■ WHAT TO WORK ON ■
Copy every line that mentions the word "JSON".

■ SUPPLIED DATA ■
######

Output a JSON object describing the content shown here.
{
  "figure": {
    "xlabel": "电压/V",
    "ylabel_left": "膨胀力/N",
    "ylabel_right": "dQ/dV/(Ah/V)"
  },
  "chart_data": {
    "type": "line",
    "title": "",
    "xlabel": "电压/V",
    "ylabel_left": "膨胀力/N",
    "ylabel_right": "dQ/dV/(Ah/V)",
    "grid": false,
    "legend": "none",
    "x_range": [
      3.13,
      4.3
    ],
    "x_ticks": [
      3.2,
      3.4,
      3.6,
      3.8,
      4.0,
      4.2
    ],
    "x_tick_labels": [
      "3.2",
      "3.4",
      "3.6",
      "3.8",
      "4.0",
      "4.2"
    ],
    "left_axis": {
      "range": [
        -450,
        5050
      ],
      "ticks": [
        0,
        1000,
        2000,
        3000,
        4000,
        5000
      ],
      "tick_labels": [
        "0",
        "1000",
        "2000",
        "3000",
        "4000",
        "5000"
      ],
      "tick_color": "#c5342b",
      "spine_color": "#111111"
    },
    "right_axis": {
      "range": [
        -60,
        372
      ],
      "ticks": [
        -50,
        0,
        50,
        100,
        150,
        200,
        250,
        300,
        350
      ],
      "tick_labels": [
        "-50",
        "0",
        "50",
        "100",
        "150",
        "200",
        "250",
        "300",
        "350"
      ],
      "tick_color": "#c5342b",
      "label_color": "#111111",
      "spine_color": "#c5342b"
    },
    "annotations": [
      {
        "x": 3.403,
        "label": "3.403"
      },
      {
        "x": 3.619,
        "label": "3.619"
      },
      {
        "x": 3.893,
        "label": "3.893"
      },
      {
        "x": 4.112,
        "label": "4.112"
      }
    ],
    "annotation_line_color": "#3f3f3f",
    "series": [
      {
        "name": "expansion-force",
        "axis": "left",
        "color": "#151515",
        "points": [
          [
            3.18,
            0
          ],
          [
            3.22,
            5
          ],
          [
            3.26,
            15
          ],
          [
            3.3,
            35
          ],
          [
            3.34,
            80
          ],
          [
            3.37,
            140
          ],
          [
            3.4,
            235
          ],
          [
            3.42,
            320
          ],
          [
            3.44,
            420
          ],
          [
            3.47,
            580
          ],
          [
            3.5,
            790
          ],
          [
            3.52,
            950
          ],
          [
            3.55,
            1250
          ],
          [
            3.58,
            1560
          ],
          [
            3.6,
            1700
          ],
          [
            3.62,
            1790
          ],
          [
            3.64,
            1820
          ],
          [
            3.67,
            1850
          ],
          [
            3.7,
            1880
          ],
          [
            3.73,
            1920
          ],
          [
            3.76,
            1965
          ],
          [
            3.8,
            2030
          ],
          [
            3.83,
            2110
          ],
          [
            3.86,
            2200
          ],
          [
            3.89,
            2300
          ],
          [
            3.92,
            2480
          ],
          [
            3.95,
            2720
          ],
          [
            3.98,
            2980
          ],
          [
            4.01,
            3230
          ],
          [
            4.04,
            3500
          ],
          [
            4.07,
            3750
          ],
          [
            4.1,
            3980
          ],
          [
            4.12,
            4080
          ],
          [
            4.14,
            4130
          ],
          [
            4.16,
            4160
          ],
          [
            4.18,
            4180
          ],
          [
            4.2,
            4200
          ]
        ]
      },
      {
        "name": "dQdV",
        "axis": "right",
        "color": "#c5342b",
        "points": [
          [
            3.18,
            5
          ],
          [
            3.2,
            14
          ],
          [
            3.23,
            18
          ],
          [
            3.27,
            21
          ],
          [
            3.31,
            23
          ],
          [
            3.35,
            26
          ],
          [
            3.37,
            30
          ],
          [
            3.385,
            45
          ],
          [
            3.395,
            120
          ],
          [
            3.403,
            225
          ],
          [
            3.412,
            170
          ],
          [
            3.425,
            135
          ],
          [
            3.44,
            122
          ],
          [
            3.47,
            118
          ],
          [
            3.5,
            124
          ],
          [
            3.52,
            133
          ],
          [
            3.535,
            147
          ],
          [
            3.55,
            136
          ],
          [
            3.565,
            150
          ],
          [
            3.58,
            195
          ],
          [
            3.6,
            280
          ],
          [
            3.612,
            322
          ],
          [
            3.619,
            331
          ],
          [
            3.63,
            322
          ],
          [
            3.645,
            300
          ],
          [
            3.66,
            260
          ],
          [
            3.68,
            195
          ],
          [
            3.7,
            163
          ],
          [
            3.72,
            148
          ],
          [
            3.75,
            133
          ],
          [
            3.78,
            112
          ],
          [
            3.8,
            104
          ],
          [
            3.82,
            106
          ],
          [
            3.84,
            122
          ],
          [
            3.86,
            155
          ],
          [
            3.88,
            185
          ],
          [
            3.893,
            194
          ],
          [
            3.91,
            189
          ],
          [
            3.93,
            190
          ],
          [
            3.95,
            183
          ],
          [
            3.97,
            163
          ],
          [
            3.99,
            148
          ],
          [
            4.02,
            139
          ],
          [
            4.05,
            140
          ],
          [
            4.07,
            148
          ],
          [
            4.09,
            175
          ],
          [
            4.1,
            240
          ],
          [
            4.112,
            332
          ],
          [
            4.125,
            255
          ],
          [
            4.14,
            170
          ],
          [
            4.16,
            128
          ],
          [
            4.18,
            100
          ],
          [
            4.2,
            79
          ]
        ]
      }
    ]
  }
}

######

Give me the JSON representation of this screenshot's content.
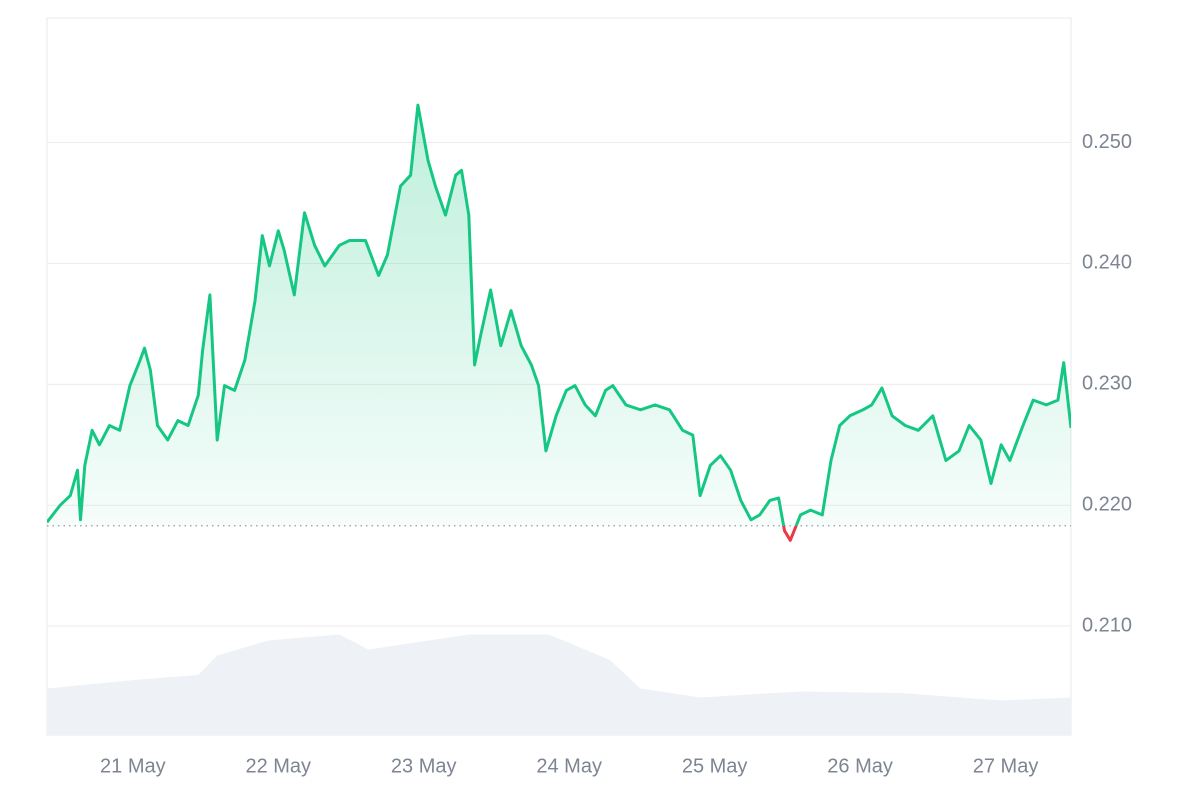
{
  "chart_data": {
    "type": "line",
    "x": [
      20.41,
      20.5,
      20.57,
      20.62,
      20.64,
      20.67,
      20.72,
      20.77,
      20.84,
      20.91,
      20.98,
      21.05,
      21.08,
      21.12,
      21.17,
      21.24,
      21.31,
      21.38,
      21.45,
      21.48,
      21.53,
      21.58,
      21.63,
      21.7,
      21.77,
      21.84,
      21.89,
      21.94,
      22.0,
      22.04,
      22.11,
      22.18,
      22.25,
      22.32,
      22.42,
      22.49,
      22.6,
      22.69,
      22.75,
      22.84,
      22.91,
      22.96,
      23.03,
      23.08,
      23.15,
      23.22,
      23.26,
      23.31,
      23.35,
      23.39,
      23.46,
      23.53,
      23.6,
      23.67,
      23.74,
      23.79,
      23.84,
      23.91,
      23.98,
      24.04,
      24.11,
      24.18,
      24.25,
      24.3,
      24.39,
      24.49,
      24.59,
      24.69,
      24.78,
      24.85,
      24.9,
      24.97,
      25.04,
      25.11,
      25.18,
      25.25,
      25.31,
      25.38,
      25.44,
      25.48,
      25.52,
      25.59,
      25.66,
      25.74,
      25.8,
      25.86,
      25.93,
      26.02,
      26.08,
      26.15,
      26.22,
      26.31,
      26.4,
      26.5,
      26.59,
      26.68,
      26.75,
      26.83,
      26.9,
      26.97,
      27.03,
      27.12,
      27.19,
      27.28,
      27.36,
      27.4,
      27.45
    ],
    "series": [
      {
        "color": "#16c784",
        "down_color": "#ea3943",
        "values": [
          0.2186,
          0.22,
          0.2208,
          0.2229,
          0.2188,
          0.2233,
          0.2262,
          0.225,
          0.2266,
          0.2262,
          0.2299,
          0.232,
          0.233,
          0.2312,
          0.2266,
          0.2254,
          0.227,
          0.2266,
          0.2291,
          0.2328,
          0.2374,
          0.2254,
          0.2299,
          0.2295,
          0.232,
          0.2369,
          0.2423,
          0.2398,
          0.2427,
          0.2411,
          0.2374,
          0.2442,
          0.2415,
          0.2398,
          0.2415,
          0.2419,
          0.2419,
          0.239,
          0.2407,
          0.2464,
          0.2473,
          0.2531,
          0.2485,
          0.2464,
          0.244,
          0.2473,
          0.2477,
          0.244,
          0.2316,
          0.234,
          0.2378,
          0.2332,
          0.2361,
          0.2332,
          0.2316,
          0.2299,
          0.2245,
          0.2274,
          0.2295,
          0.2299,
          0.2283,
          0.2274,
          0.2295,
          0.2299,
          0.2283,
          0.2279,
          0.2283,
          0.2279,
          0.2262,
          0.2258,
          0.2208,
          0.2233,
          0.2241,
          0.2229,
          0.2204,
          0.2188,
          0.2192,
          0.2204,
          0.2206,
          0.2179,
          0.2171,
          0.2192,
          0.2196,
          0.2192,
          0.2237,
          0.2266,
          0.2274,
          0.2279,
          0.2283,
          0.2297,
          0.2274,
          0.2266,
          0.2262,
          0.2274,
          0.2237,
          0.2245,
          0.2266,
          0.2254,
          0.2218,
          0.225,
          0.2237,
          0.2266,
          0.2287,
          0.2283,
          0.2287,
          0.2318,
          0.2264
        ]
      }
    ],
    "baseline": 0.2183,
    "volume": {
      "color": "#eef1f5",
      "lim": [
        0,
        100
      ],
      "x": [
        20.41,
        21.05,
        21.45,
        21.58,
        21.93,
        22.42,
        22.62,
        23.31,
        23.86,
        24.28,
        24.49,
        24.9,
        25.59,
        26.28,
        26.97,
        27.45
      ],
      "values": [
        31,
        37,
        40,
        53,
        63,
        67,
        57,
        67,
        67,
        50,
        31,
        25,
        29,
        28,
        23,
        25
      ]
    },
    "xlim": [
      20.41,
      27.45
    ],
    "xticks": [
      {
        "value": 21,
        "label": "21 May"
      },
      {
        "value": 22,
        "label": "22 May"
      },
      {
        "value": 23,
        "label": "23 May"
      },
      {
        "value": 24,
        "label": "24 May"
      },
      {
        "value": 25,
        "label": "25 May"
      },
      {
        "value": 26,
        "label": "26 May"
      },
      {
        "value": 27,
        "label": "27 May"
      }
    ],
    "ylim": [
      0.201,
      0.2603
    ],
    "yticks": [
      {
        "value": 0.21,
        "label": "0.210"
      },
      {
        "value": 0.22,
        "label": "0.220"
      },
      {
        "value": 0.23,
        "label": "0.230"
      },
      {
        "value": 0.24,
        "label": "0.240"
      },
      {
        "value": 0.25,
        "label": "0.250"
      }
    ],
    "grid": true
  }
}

######

■ COMPLETED EXERCISE ■
Output a JSON object describing the content shown here.
Give me the JSON representation of this screenshot's content.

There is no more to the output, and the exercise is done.